**AIM OF THE EXERCISE:**
Reproduce the following lines word for word, omitting the pictures.

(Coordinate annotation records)
..........
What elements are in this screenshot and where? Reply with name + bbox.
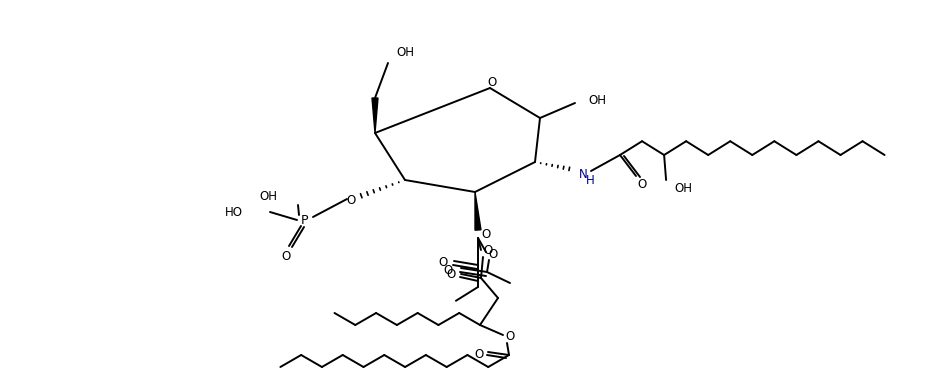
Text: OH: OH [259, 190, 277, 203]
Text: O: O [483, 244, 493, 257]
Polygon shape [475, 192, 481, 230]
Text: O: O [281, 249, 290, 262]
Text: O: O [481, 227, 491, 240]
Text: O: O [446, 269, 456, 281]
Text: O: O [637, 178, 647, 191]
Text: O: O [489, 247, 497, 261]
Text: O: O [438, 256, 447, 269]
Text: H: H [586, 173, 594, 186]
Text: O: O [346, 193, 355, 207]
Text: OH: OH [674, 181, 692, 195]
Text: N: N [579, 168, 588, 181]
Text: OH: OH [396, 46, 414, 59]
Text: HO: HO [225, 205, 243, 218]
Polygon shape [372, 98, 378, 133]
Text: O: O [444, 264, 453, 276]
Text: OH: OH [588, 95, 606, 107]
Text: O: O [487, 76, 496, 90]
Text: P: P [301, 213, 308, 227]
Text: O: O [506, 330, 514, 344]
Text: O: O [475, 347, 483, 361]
..........
**RESPONSE TO THE EXERCISE:**
What elements are in this screenshot and where? Reply with name + bbox.
Text: OH: OH [259, 190, 277, 203]
Text: O: O [483, 244, 493, 257]
Polygon shape [475, 192, 481, 230]
Text: O: O [281, 249, 290, 262]
Text: O: O [481, 227, 491, 240]
Text: O: O [446, 269, 456, 281]
Text: O: O [637, 178, 647, 191]
Text: O: O [489, 247, 497, 261]
Text: O: O [438, 256, 447, 269]
Text: H: H [586, 173, 594, 186]
Text: O: O [346, 193, 355, 207]
Text: OH: OH [674, 181, 692, 195]
Text: N: N [579, 168, 588, 181]
Text: OH: OH [396, 46, 414, 59]
Text: HO: HO [225, 205, 243, 218]
Polygon shape [372, 98, 378, 133]
Text: O: O [444, 264, 453, 276]
Text: OH: OH [588, 95, 606, 107]
Text: O: O [487, 76, 496, 90]
Text: P: P [301, 213, 308, 227]
Text: O: O [506, 330, 514, 344]
Text: O: O [475, 347, 483, 361]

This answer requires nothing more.